Stored records:
★ ★ ★ ★ ★ ★ ★

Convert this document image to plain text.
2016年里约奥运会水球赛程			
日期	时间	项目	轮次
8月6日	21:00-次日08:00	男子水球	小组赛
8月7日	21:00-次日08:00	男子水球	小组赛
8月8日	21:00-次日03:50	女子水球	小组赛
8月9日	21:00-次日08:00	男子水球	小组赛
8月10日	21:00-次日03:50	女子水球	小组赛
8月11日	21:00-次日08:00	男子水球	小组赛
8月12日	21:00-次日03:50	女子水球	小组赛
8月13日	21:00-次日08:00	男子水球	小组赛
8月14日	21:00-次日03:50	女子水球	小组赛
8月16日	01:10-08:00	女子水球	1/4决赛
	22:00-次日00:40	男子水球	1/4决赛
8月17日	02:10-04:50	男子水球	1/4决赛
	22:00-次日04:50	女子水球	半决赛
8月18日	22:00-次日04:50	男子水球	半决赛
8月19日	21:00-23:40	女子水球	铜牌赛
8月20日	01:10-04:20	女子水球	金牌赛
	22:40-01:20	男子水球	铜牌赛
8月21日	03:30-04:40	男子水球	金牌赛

★ ★ ★ ★ ★ ★ ★

> _TASK PROMPT_: Please quote the records above exactly, without skipping a line.

> _WRITTEN RESPONSE_:
Convert this document image to plain text.
2016年里约奥运会水球赛程			
日期	时间	项目	轮次
8月6日	21:00-次日08:00	男子水球	小组赛
8月7日	21:00-次日08:00	男子水球	小组赛
8月8日	21:00-次日03:50	女子水球	小组赛
8月9日	21:00-次日08:00	男子水球	小组赛
8月10日	21:00-次日03:50	女子水球	小组赛
8月11日	21:00-次日08:00	男子水球	小组赛
8月12日	21:00-次日03:50	女子水球	小组赛
8月13日	21:00-次日08:00	男子水球	小组赛
8月14日	21:00-次日03:50	女子水球	小组赛
8月16日	01:10-08:00	女子水球	1/4决赛
	22:00-次日00:40	男子水球	1/4决赛
8月17日	02:10-04:50	男子水球	1/4决赛
	22:00-次日04:50	女子水球	半决赛
8月18日	22:00-次日04:50	男子水球	半决赛
8月19日	21:00-23:40	女子水球	铜牌赛
8月20日	01:10-04:20	女子水球	金牌赛
	22:40-01:20	男子水球	铜牌赛
8月21日	03:30-04:40	男子水球	金牌赛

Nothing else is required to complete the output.